===== Records supplied =====

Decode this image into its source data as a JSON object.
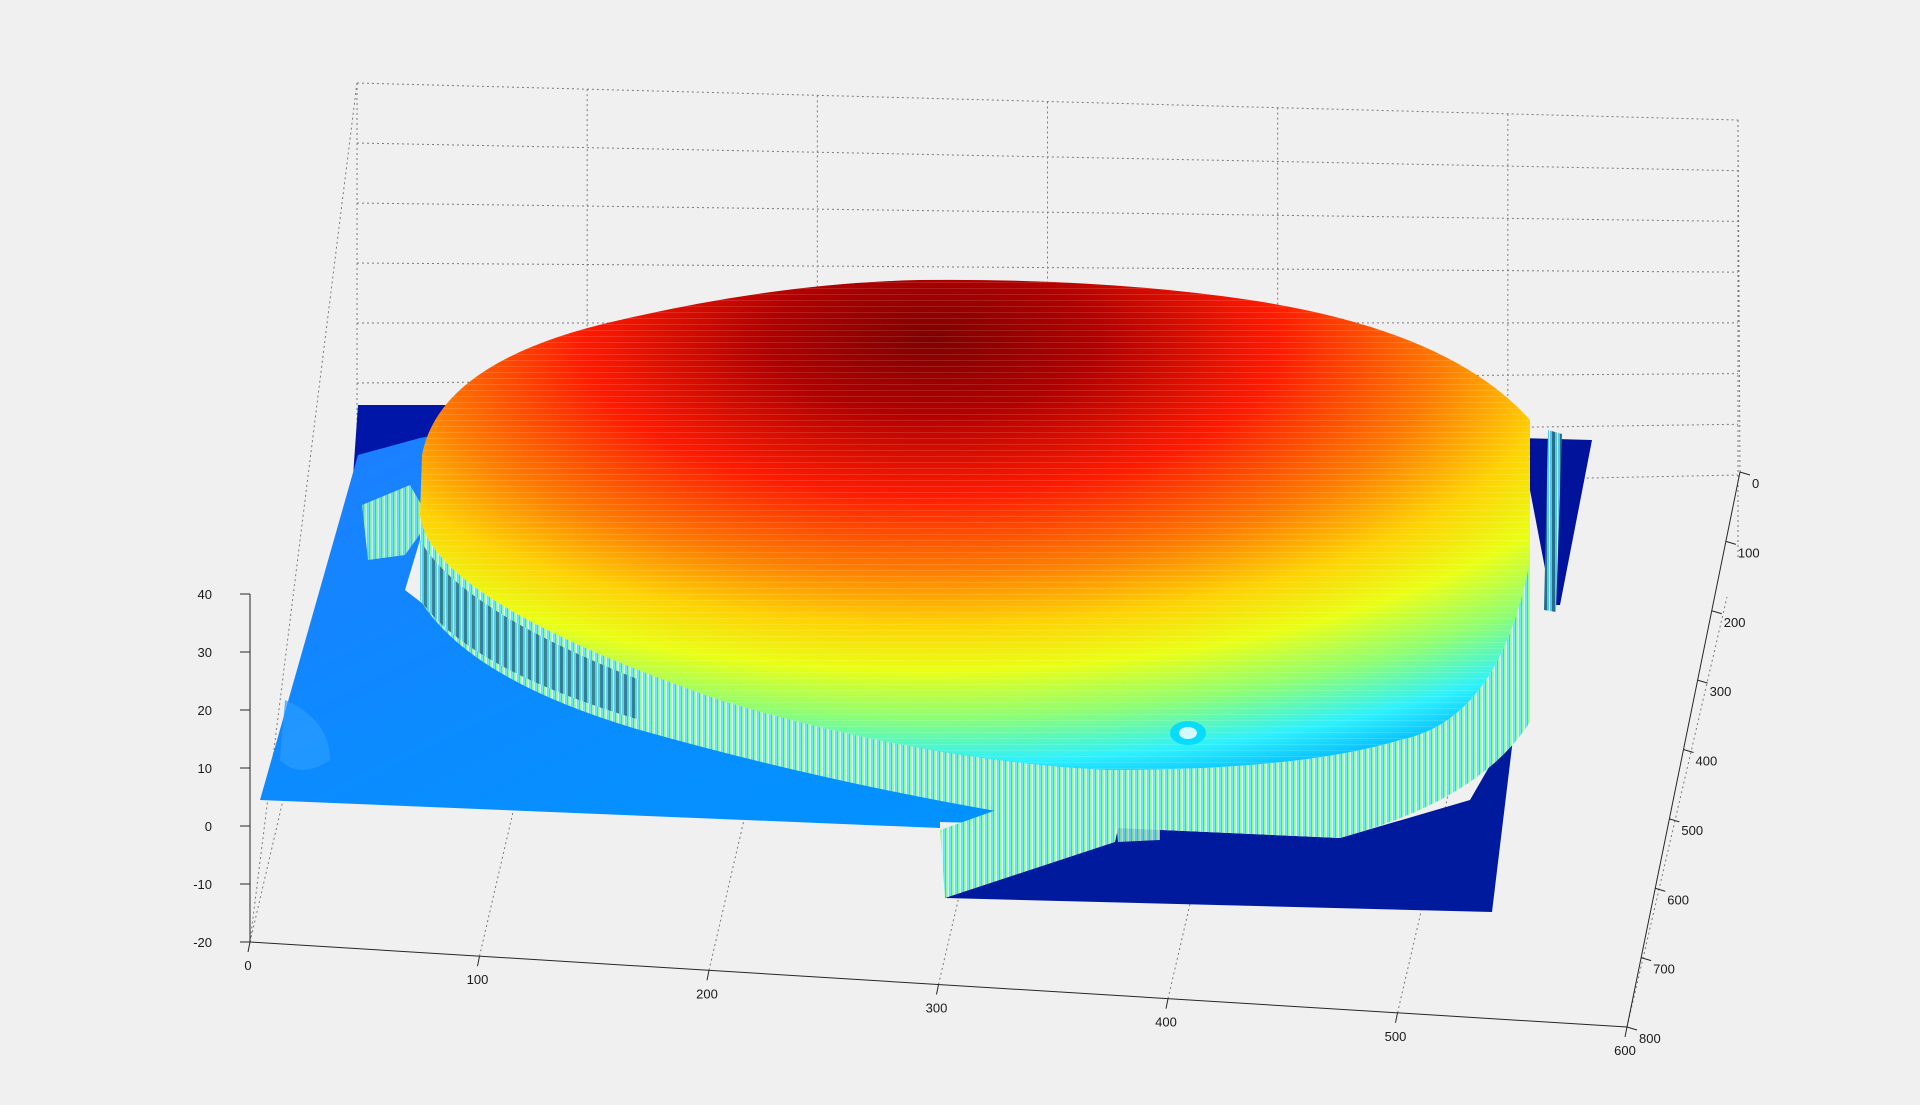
{
  "chart_data": {
    "type": "surface",
    "title": "",
    "xlabel": "",
    "ylabel": "",
    "zlabel": "",
    "colormap": "jet",
    "background": "#f0f0f0",
    "grid": true,
    "xlim": [
      0,
      600
    ],
    "ylim": [
      0,
      800
    ],
    "zlim": [
      -20,
      40
    ],
    "x_ticks": [
      "0",
      "100",
      "200",
      "300",
      "400",
      "500",
      "600"
    ],
    "y_ticks": [
      "0",
      "100",
      "200",
      "300",
      "400",
      "500",
      "600",
      "700",
      "800"
    ],
    "z_ticks": [
      "-20",
      "-10",
      "0",
      "10",
      "20",
      "30",
      "40"
    ],
    "surface": {
      "dome_center": [
        300,
        370
      ],
      "dome_radius": [
        290,
        330
      ],
      "dome_peak_z": 45,
      "dome_rim_z": 15,
      "plateau_z": 5,
      "floor_z": -20
    }
  }
}
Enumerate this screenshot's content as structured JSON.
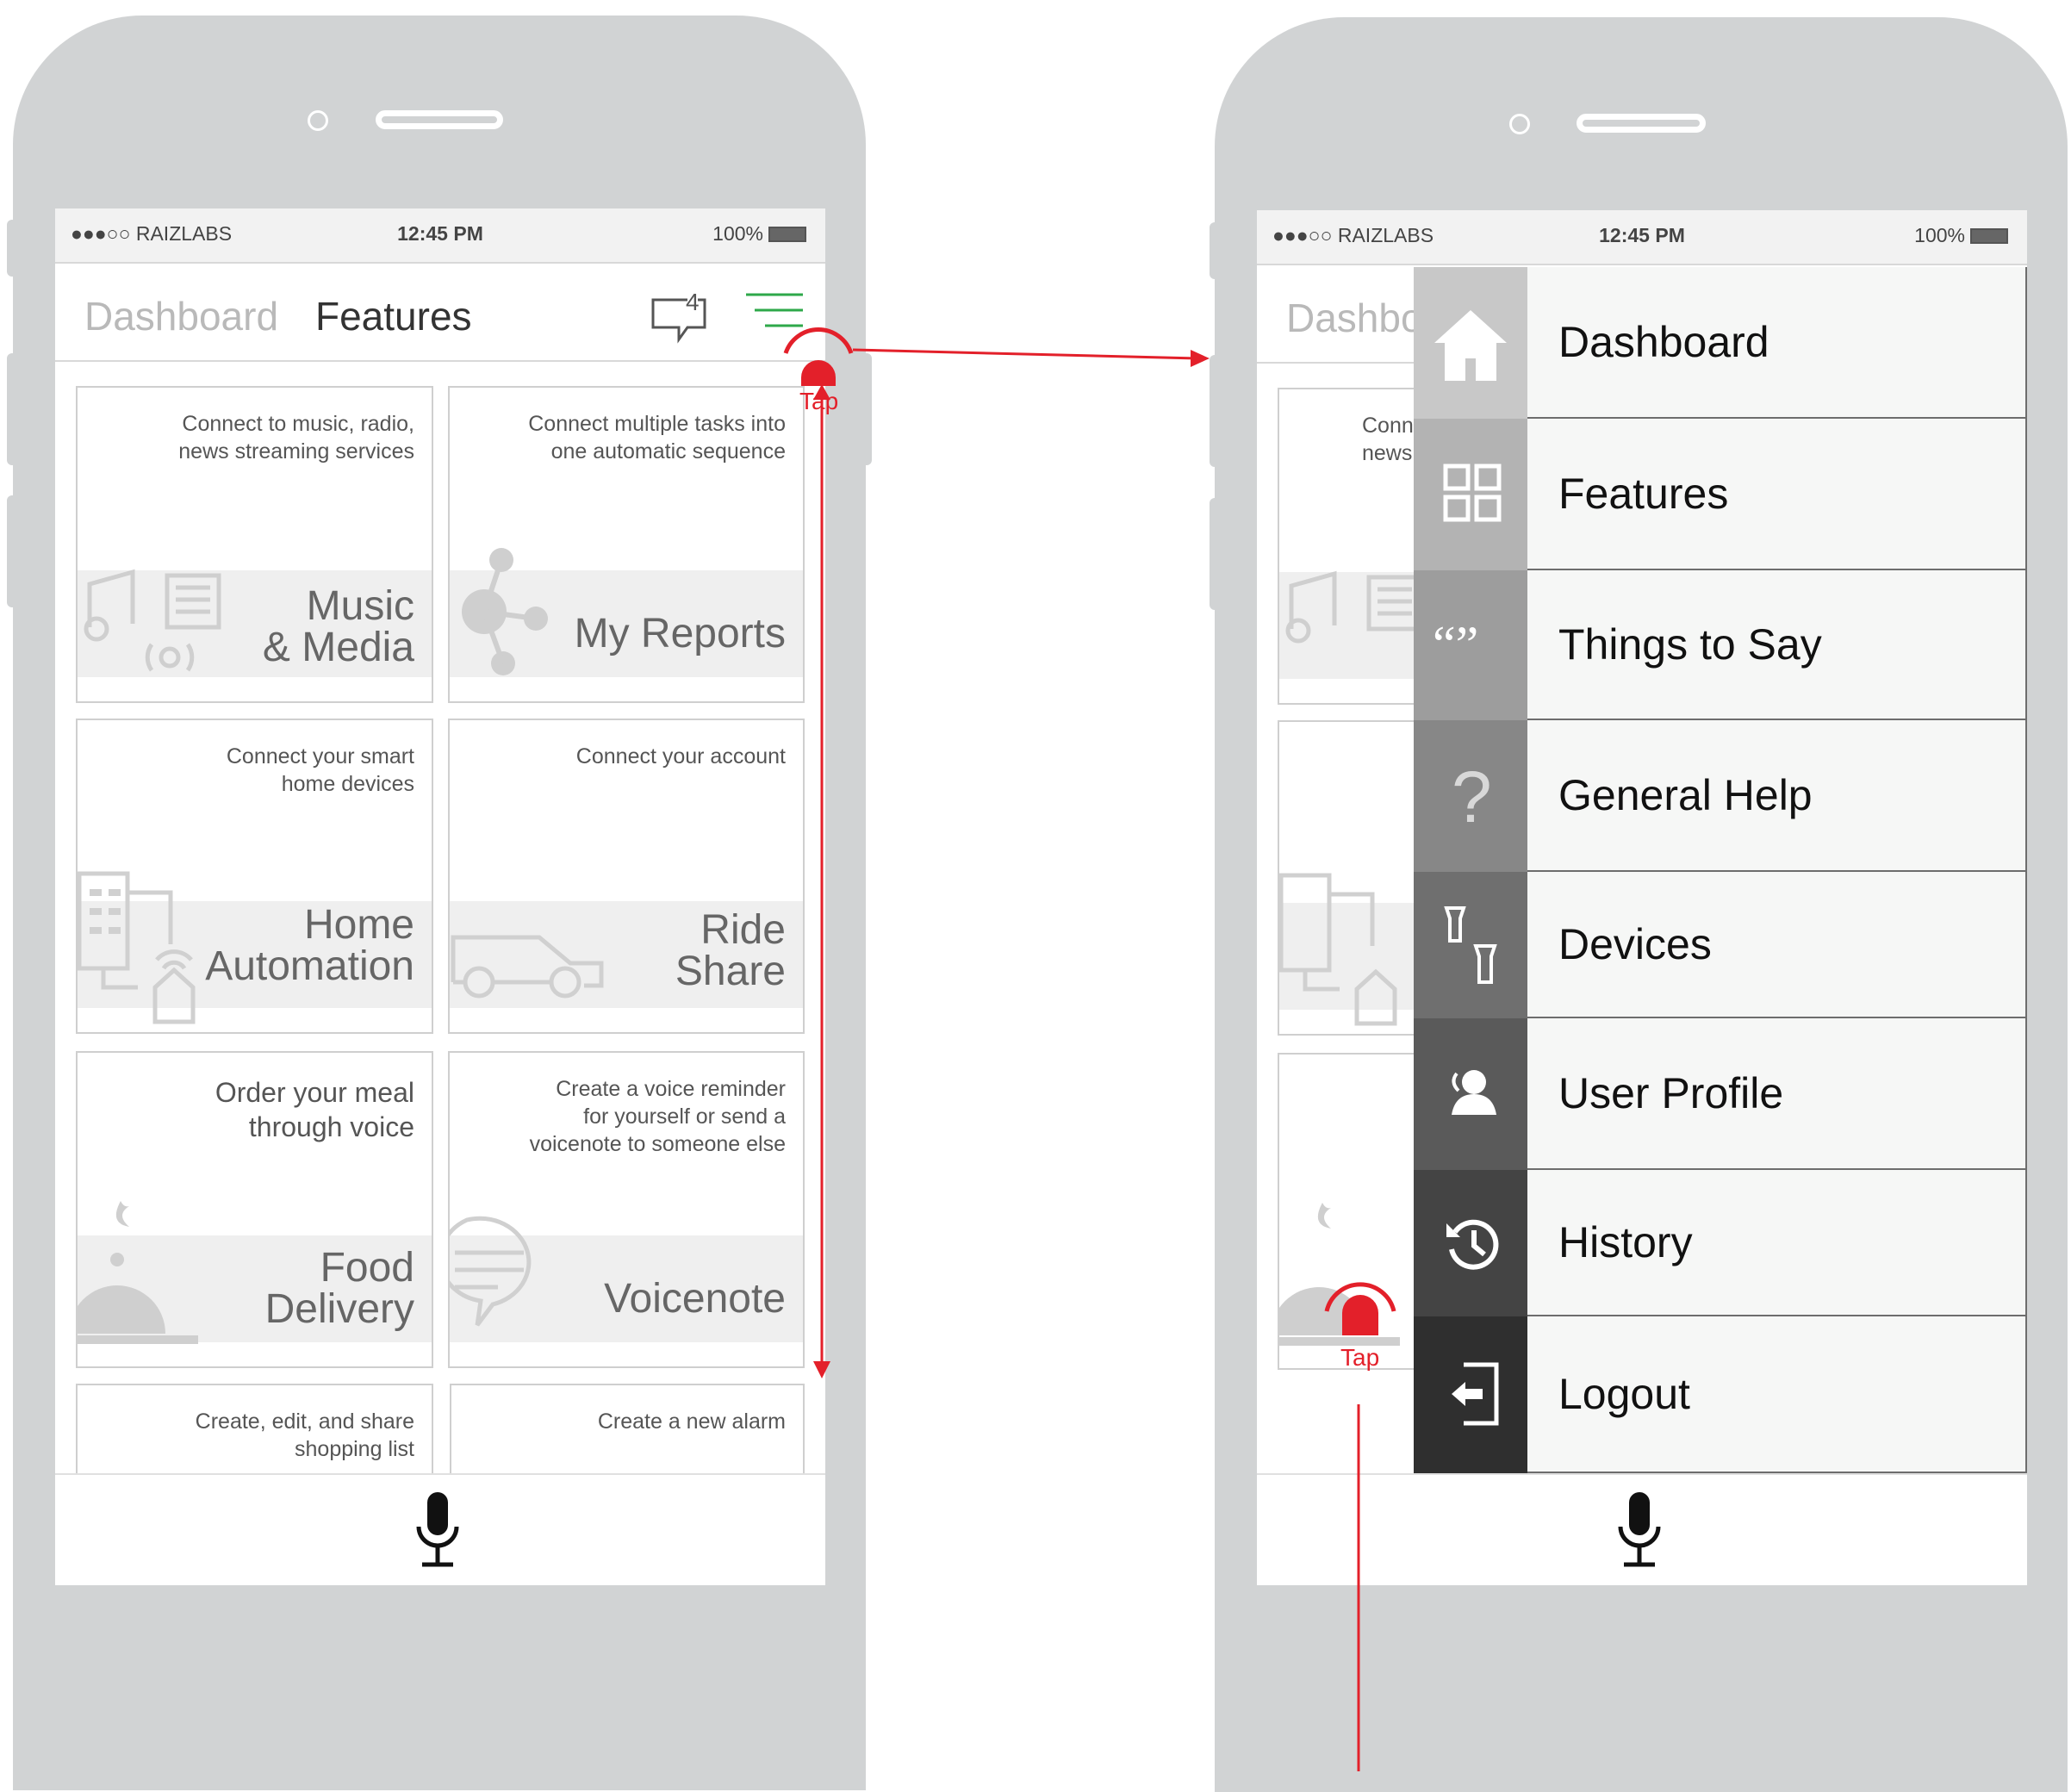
{
  "status_bar": {
    "carrier": "●●●○○ RAIZLABS",
    "time": "12:45 PM",
    "battery": "100%"
  },
  "header": {
    "tab_dashboard": "Dashboard",
    "tab_features": "Features",
    "chat_count": "4"
  },
  "cards": [
    {
      "desc": "Connect to music, radio,\nnews streaming services",
      "title": "Music\n& Media"
    },
    {
      "desc": "Connect multiple tasks into\none automatic sequence",
      "title": "My Reports"
    },
    {
      "desc": "Connect your smart\nhome devices",
      "title": "Home\nAutomation"
    },
    {
      "desc": "Connect your account",
      "title": "Ride\nShare"
    },
    {
      "desc": "Order your meal\nthrough voice",
      "title": "Food\nDelivery"
    },
    {
      "desc": "Create a voice reminder\nfor yourself or send a\nvoicenote to someone else",
      "title": "Voicenote"
    },
    {
      "desc": "Create, edit, and share\nshopping list",
      "title": ""
    },
    {
      "desc": "Create a new alarm",
      "title": ""
    }
  ],
  "right_screen": {
    "header_partial": "Dashbo",
    "card_partial_desc": "Conn\nnews"
  },
  "drawer": {
    "items": [
      {
        "label": "Dashboard",
        "icon": "home-icon",
        "color": "#c8c8c8"
      },
      {
        "label": "Features",
        "icon": "grid-icon",
        "color": "#b3b3b3"
      },
      {
        "label": "Things to Say",
        "icon": "quote-icon",
        "color": "#9d9d9d"
      },
      {
        "label": "General Help",
        "icon": "question-icon",
        "color": "#878787"
      },
      {
        "label": "Devices",
        "icon": "devices-icon",
        "color": "#6f6f6f"
      },
      {
        "label": "User Profile",
        "icon": "user-icon",
        "color": "#5a5a5a"
      },
      {
        "label": "History",
        "icon": "history-icon",
        "color": "#444444"
      },
      {
        "label": "Logout",
        "icon": "logout-icon",
        "color": "#2f2f2f"
      }
    ]
  },
  "annotations": {
    "tap1": "Tap",
    "tap2": "Tap",
    "accent_color": "#e3202a"
  }
}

=====

Without the pictures, copy the material exactly as given.

Decode this image into its source data as a JSON object.
{
  "chart_data": {
    "type": "surface",
    "title": "",
    "xlabel": "",
    "ylabel": "",
    "zlabel": "",
    "colormap": "jet",
    "background": "#f0f0f0",
    "grid": true,
    "xlim": [
      0,
      600
    ],
    "ylim": [
      0,
      800
    ],
    "zlim": [
      -20,
      40
    ],
    "x_ticks": [
      "0",
      "100",
      "200",
      "300",
      "400",
      "500",
      "600"
    ],
    "y_ticks": [
      "0",
      "100",
      "200",
      "300",
      "400",
      "500",
      "600",
      "700",
      "800"
    ],
    "z_ticks": [
      "-20",
      "-10",
      "0",
      "10",
      "20",
      "30",
      "40"
    ],
    "surface": {
      "dome_center": [
        300,
        370
      ],
      "dome_radius": [
        290,
        330
      ],
      "dome_peak_z": 45,
      "dome_rim_z": 15,
      "plateau_z": 5,
      "floor_z": -20
    }
  }
}
Enumerate this screenshot's content as structured JSON.
{
  "status_bar": {
    "carrier": "●●●○○ RAIZLABS",
    "time": "12:45 PM",
    "battery": "100%"
  },
  "header": {
    "tab_dashboard": "Dashboard",
    "tab_features": "Features",
    "chat_count": "4"
  },
  "cards": [
    {
      "desc": "Connect to music, radio,\nnews streaming services",
      "title": "Music\n& Media"
    },
    {
      "desc": "Connect multiple tasks into\none automatic sequence",
      "title": "My Reports"
    },
    {
      "desc": "Connect your smart\nhome devices",
      "title": "Home\nAutomation"
    },
    {
      "desc": "Connect your account",
      "title": "Ride\nShare"
    },
    {
      "desc": "Order your meal\nthrough voice",
      "title": "Food\nDelivery"
    },
    {
      "desc": "Create a voice reminder\nfor yourself or send a\nvoicenote to someone else",
      "title": "Voicenote"
    },
    {
      "desc": "Create, edit, and share\nshopping list",
      "title": ""
    },
    {
      "desc": "Create a new alarm",
      "title": ""
    }
  ],
  "right_screen": {
    "header_partial": "Dashbo",
    "card_partial_desc": "Conn\nnews"
  },
  "drawer": {
    "items": [
      {
        "label": "Dashboard",
        "icon": "home-icon",
        "color": "#c8c8c8"
      },
      {
        "label": "Features",
        "icon": "grid-icon",
        "color": "#b3b3b3"
      },
      {
        "label": "Things to Say",
        "icon": "quote-icon",
        "color": "#9d9d9d"
      },
      {
        "label": "General Help",
        "icon": "question-icon",
        "color": "#878787"
      },
      {
        "label": "Devices",
        "icon": "devices-icon",
        "color": "#6f6f6f"
      },
      {
        "label": "User Profile",
        "icon": "user-icon",
        "color": "#5a5a5a"
      },
      {
        "label": "History",
        "icon": "history-icon",
        "color": "#444444"
      },
      {
        "label": "Logout",
        "icon": "logout-icon",
        "color": "#2f2f2f"
      }
    ]
  },
  "annotations": {
    "tap1": "Tap",
    "tap2": "Tap",
    "accent_color": "#e3202a"
  }
}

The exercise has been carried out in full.